Instructions for the task: Transcribe the records below exactly as they appear, omitting any pictures.

Entries from a visual dataset

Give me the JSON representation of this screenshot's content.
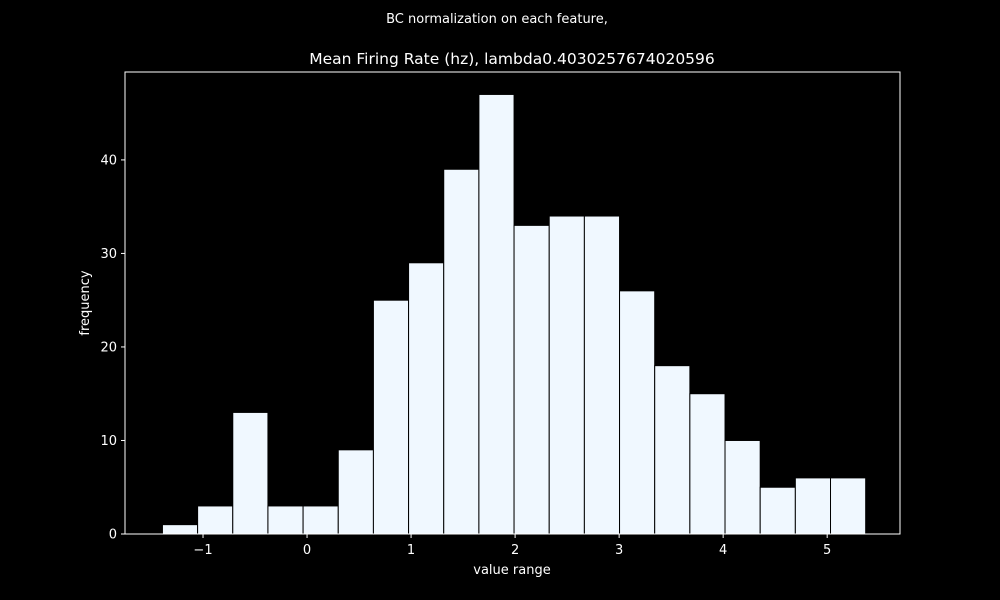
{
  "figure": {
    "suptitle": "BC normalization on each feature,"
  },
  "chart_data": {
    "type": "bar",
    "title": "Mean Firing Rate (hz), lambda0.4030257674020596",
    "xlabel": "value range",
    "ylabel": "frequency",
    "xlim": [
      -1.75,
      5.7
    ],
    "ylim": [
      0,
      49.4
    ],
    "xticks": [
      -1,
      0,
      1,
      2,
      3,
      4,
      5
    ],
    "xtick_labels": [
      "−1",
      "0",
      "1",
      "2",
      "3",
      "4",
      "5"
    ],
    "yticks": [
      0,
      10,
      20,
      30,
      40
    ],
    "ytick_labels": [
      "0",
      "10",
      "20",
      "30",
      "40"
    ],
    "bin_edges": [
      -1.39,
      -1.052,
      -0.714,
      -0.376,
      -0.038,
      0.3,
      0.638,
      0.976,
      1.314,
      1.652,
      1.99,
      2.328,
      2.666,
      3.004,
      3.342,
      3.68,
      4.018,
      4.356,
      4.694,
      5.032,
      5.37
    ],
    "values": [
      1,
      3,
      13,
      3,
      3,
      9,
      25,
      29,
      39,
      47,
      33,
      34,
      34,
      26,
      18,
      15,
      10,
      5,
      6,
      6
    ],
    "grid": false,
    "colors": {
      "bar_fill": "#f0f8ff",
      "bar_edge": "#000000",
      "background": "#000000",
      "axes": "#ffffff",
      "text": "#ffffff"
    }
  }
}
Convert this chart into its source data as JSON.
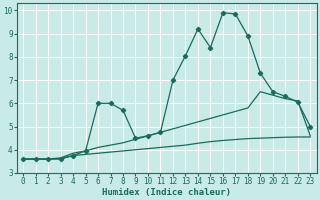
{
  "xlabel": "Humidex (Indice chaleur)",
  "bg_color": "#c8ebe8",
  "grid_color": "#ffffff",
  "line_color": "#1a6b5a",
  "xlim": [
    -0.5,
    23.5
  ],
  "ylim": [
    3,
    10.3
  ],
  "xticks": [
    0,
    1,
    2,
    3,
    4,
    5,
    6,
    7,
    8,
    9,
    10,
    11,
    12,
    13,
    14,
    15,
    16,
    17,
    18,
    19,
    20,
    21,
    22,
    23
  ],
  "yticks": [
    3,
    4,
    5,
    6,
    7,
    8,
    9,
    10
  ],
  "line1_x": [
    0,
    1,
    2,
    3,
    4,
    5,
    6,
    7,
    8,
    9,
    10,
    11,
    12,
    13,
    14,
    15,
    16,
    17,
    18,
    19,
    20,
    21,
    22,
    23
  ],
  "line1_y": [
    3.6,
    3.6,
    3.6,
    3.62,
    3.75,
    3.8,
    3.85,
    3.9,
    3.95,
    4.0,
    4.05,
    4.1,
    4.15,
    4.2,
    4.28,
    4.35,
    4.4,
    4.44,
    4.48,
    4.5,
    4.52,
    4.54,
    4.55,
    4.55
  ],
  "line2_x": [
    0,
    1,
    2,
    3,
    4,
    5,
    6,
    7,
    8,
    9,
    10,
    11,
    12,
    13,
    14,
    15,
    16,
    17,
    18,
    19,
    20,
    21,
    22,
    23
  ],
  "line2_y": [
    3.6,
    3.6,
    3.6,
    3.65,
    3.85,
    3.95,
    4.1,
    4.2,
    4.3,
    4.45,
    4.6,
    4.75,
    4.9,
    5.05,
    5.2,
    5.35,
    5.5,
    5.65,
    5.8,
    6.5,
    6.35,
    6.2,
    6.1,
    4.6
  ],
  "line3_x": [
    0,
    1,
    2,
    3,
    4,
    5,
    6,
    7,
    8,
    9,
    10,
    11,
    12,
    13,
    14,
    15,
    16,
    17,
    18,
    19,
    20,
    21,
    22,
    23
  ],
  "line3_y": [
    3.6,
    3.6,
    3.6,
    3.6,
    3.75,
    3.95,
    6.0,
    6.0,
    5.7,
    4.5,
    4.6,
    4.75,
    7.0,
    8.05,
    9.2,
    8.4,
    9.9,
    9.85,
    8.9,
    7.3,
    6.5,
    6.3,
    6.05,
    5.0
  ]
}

Correct output:
Give me the JSON representation of this screenshot's content.
{
  "figure": {
    "suptitle": "BC normalization on each feature,"
  },
  "chart_data": {
    "type": "bar",
    "title": "Mean Firing Rate (hz), lambda0.4030257674020596",
    "xlabel": "value range",
    "ylabel": "frequency",
    "xlim": [
      -1.75,
      5.7
    ],
    "ylim": [
      0,
      49.4
    ],
    "xticks": [
      -1,
      0,
      1,
      2,
      3,
      4,
      5
    ],
    "xtick_labels": [
      "−1",
      "0",
      "1",
      "2",
      "3",
      "4",
      "5"
    ],
    "yticks": [
      0,
      10,
      20,
      30,
      40
    ],
    "ytick_labels": [
      "0",
      "10",
      "20",
      "30",
      "40"
    ],
    "bin_edges": [
      -1.39,
      -1.052,
      -0.714,
      -0.376,
      -0.038,
      0.3,
      0.638,
      0.976,
      1.314,
      1.652,
      1.99,
      2.328,
      2.666,
      3.004,
      3.342,
      3.68,
      4.018,
      4.356,
      4.694,
      5.032,
      5.37
    ],
    "values": [
      1,
      3,
      13,
      3,
      3,
      9,
      25,
      29,
      39,
      47,
      33,
      34,
      34,
      26,
      18,
      15,
      10,
      5,
      6,
      6
    ],
    "grid": false,
    "colors": {
      "bar_fill": "#f0f8ff",
      "bar_edge": "#000000",
      "background": "#000000",
      "axes": "#ffffff",
      "text": "#ffffff"
    }
  }
}
Convert this chart into its source data as JSON.
{
  "xlabel": "Humidex (Indice chaleur)",
  "bg_color": "#c8ebe8",
  "grid_color": "#ffffff",
  "line_color": "#1a6b5a",
  "xlim": [
    -0.5,
    23.5
  ],
  "ylim": [
    3,
    10.3
  ],
  "xticks": [
    0,
    1,
    2,
    3,
    4,
    5,
    6,
    7,
    8,
    9,
    10,
    11,
    12,
    13,
    14,
    15,
    16,
    17,
    18,
    19,
    20,
    21,
    22,
    23
  ],
  "yticks": [
    3,
    4,
    5,
    6,
    7,
    8,
    9,
    10
  ],
  "line1_x": [
    0,
    1,
    2,
    3,
    4,
    5,
    6,
    7,
    8,
    9,
    10,
    11,
    12,
    13,
    14,
    15,
    16,
    17,
    18,
    19,
    20,
    21,
    22,
    23
  ],
  "line1_y": [
    3.6,
    3.6,
    3.6,
    3.62,
    3.75,
    3.8,
    3.85,
    3.9,
    3.95,
    4.0,
    4.05,
    4.1,
    4.15,
    4.2,
    4.28,
    4.35,
    4.4,
    4.44,
    4.48,
    4.5,
    4.52,
    4.54,
    4.55,
    4.55
  ],
  "line2_x": [
    0,
    1,
    2,
    3,
    4,
    5,
    6,
    7,
    8,
    9,
    10,
    11,
    12,
    13,
    14,
    15,
    16,
    17,
    18,
    19,
    20,
    21,
    22,
    23
  ],
  "line2_y": [
    3.6,
    3.6,
    3.6,
    3.65,
    3.85,
    3.95,
    4.1,
    4.2,
    4.3,
    4.45,
    4.6,
    4.75,
    4.9,
    5.05,
    5.2,
    5.35,
    5.5,
    5.65,
    5.8,
    6.5,
    6.35,
    6.2,
    6.1,
    4.6
  ],
  "line3_x": [
    0,
    1,
    2,
    3,
    4,
    5,
    6,
    7,
    8,
    9,
    10,
    11,
    12,
    13,
    14,
    15,
    16,
    17,
    18,
    19,
    20,
    21,
    22,
    23
  ],
  "line3_y": [
    3.6,
    3.6,
    3.6,
    3.6,
    3.75,
    3.95,
    6.0,
    6.0,
    5.7,
    4.5,
    4.6,
    4.75,
    7.0,
    8.05,
    9.2,
    8.4,
    9.9,
    9.85,
    8.9,
    7.3,
    6.5,
    6.3,
    6.05,
    5.0
  ]
}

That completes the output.